** START Given records **

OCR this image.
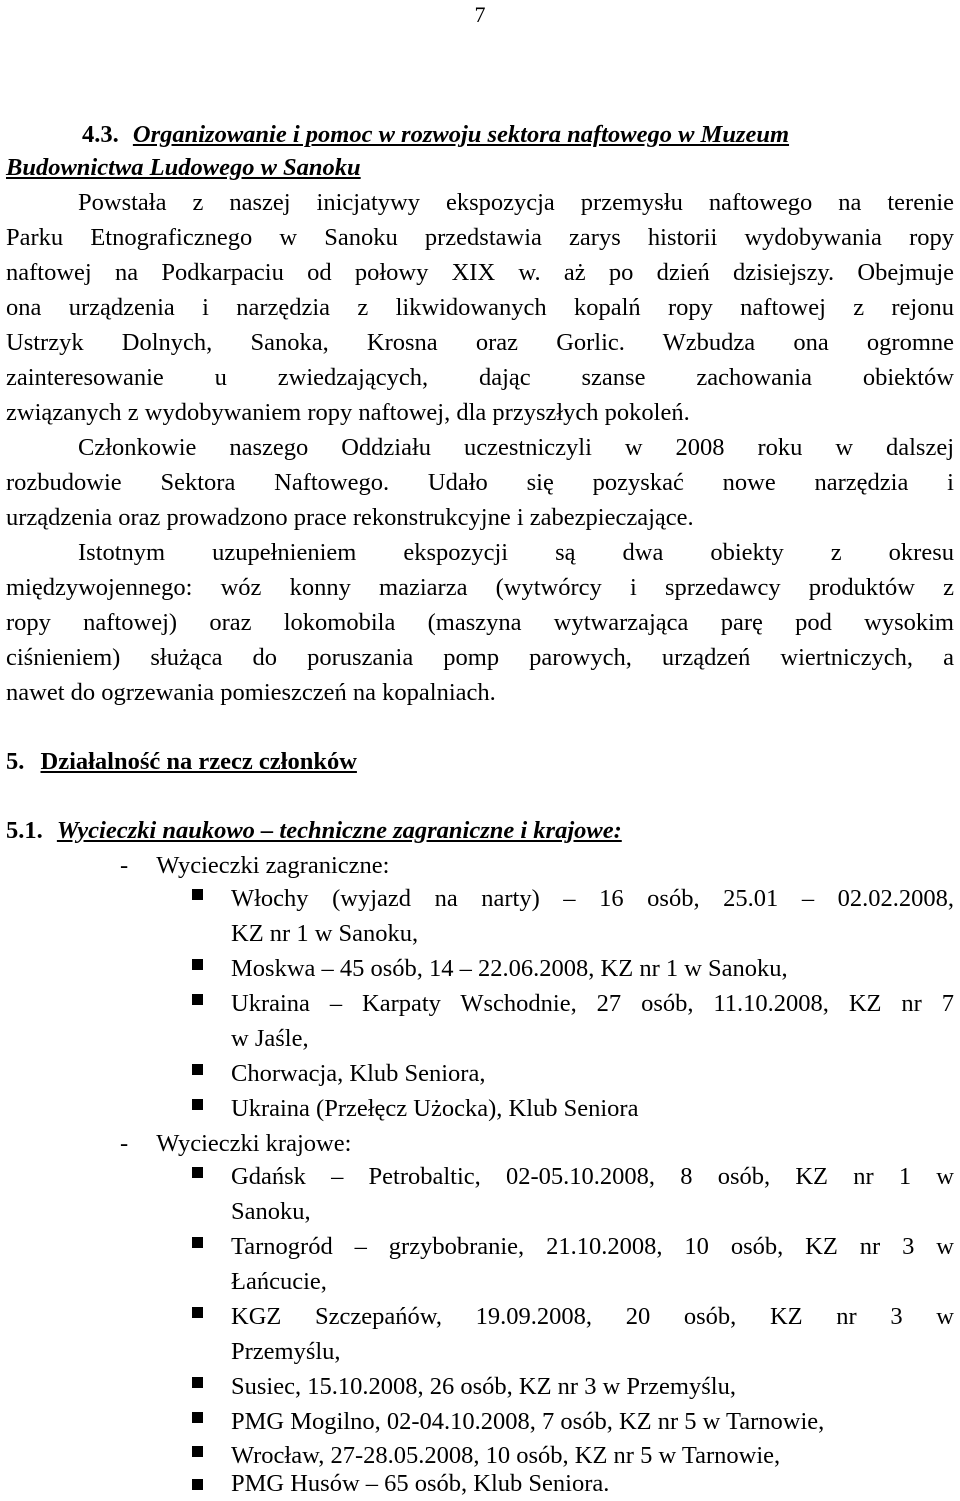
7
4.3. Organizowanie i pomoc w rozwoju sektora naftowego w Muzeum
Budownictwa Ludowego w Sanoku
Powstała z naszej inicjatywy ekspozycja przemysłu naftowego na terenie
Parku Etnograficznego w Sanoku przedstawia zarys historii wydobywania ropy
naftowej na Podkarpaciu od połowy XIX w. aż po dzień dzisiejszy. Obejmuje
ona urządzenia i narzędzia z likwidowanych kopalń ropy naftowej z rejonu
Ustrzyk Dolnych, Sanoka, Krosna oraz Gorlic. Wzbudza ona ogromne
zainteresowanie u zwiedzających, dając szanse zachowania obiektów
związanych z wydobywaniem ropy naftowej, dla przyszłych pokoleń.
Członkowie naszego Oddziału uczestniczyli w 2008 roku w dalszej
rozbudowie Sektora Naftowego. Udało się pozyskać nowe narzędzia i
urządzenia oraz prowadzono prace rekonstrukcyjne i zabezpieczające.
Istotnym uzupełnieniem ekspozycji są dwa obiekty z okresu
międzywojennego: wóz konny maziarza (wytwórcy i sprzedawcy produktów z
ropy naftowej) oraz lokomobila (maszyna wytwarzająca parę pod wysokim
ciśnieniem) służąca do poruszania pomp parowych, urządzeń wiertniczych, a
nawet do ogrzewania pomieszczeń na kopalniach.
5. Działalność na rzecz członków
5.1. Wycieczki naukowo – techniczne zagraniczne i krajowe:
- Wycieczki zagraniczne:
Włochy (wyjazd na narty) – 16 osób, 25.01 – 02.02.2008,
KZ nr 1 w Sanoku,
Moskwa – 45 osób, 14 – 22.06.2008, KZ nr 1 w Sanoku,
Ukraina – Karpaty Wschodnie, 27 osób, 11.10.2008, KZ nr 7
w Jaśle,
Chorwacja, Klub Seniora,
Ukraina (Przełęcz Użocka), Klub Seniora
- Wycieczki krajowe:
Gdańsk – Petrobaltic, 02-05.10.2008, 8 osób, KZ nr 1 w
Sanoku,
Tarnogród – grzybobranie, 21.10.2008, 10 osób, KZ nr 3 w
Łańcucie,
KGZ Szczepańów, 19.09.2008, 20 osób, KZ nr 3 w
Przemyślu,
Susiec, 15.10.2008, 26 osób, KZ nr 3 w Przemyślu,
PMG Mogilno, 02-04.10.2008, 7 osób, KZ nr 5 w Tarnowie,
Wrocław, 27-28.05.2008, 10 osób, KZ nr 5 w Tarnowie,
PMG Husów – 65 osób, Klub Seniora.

** END Given records **

• Goal of the exercise: Copy out every line with the word "Ukraina".

• Complete output:
Ukraina – Karpaty Wschodnie, 27 osób, 11.10.2008, KZ nr 7
Ukraina (Przełęcz Użocka), Klub Seniora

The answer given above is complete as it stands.